Ramana Maharshi settled in the Ashram following the death of his mother Alagammal in the year 1922. The sage had settled near a Samadhi tree, and gradually, the ashram grew in size. Many eminent and influential personalities have visited the Ashram since then, adding to the popularity and rich history of this exciting attraction.

Amongst the first western visitors was the British writer Paul Brunton, who visited the Ashram in the year 1931. In fact, it was Brunton who introduced Ramana Maharshi to the West through the medium of his books 'A Search in Secret India' and 'The Secret Path.' Writer W. Somerset Maugham also paid a visit to the ashram in 1938, and the author later used Ramana Maharshi as the model for the holy man Shri Ganesha in his novel 'The Razor's Edge'. Other people who have visited the ashram include Swami Sivananda, Paramahansa Yogananda, Alfred Sorensen and Wei Wu Wei.

For over twenty years, Arthur Osborne stayed at the Ashram in the company of the Maharshi and edited the Ashram's journal known as 'The Mountain Path.' He also wrote several books on Ramana Maharshi and his teachings. Mouni Sadhu too had spent several months at the Ashram when he visited it in 1949. David Godman arrived at the ashram in 1976, and since then, he has penned or edited fourteen books on topics related to Sri Ramana Maharshi. He continues to live near the ashram till date.

The younger brother of Ramana Maharshi, Niranjananda Swami, moved to the ashram along with his mother in the year 1916 and stayed at the ashram for the rest of his life. He was in charge of handling the Ashram's management, and the responsibility then went to his son and grandson, who then looked after the ashram.

Structure of Ramana Ashram

The New Hall in the Ashram houses a life statue of Sri Maharshi, and a large yogasana intricately carved out from a single stone. The Matrubhuteswara Shrine was constructed under the supervision of Vaidyanatha Stapati, a famous architect. The sanctum sanctorum of the complex contains a sacred Siva Linga and a Sri Chakra Meru sanctified by Sri Maharshi's touch.

A magnificent shrine built out of superior granite can be found on the northern side. The pillars in this shrine contain several images of gods and goddesses. A small Nandi is also placed on a high pedestal and faces the entrance to the Garbha Griha. The Ashram also houses the Maharshi's tomb, which comprises of a large mandap with a tower surmounting it, and a white marble lotus in the centre; the Old Hall and the Nirvana Room which are considered to have been particularly sanctified by the sage; a dining hall, Gosala, Vedapatasala, guest rooms, a library and a bookstore.

* Source data:
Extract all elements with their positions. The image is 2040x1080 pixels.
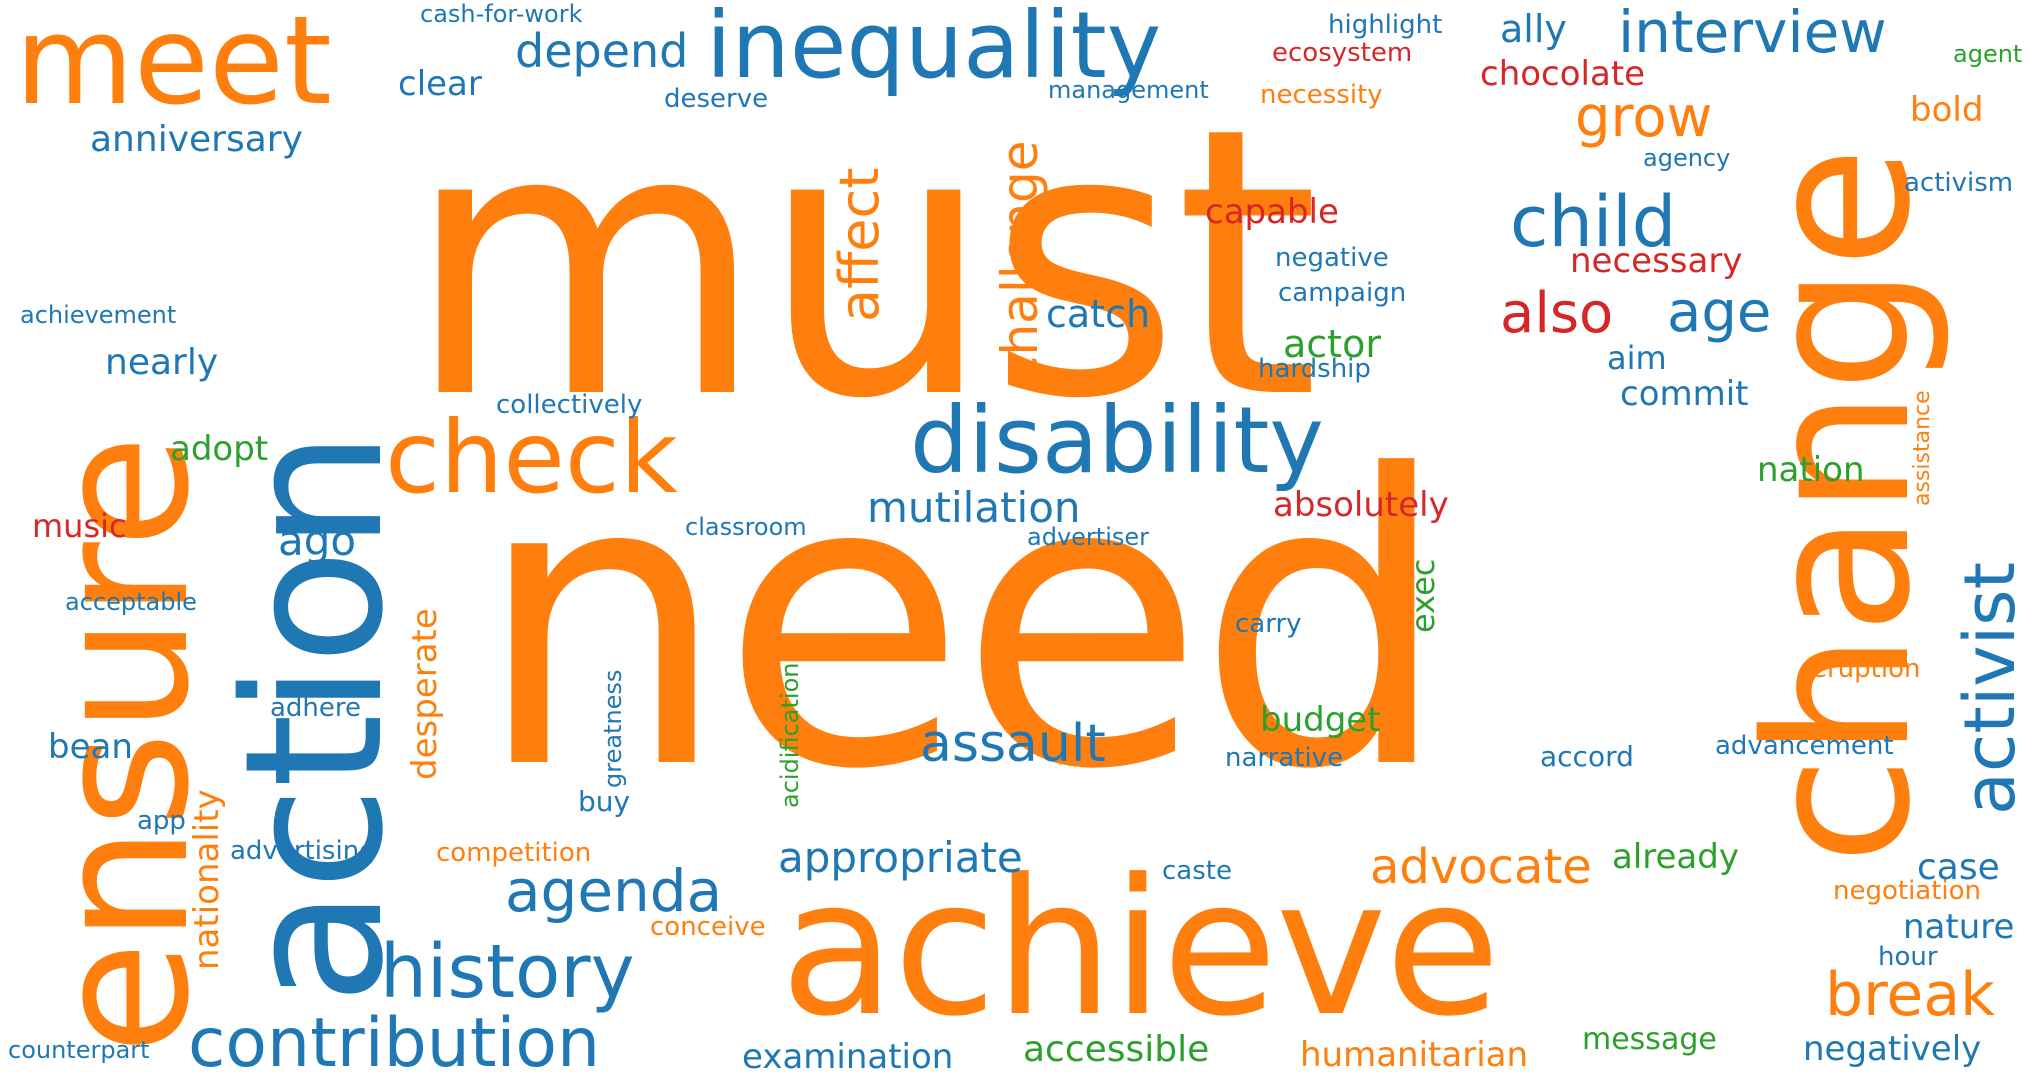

* Tasks and exercises:
1 - Answer these questions about the passage on Ramana Ashram:
(a) In what year did Paul Brunton visit the Ashram?
(b) Which journal did Arthur Osborne edit?
(c) Under whose supervision was the Matrubhuteswara Shrine built?
2 - Summarize the passage on Ramana Ashram in two sentences.
3 - Repeat the part of the passage on Ramana Ashram word for word, beginning at the words "Ramana Maharshi settled" and stopping after the words "Wei Wu Wei.".

* The replies:
1 -
(a) 1931
(b) 'The Mountain Path'
(c) Vaidyanatha Stapati

2 - Ramana Maharshi settled at the Ashram in 1922 after his mother's death, and it gradually grew and drew many notable visitors and residents, among them Paul Brunton, W. Somerset Maugham, Arthur Osborne and David Godman. The Ashram holds the New Hall with a life statue of the Maharshi, the Matrubhuteswara Shrine, a granite shrine on the northern side, the Maharshi's tomb, and other halls and facilities.

3 -
Ramana Maharshi settled in the Ashram following the death of his mother Alagammal in the year 1922. The sage had settled near a Samadhi tree, and gradually, the ashram grew in size. Many eminent and influential personalities have visited the Ashram since then, adding to the popularity and rich history of this exciting attraction.

Amongst the first western visitors was the British writer Paul Brunton, who visited the Ashram in the year 1931. In fact, it was Brunton who introduced Ramana Maharshi to the West through the medium of his books 'A Search in Secret India' and 'The Secret Path.' Writer W. Somerset Maugham also paid a visit to the ashram in 1938, and the author later used Ramana Maharshi as the model for the holy man Shri Ganesha in his novel 'The Razor's Edge'. Other people who have visited the ashram include Swami Sivananda, Paramahansa Yogananda, Alfred Sorensen and Wei Wu Wei.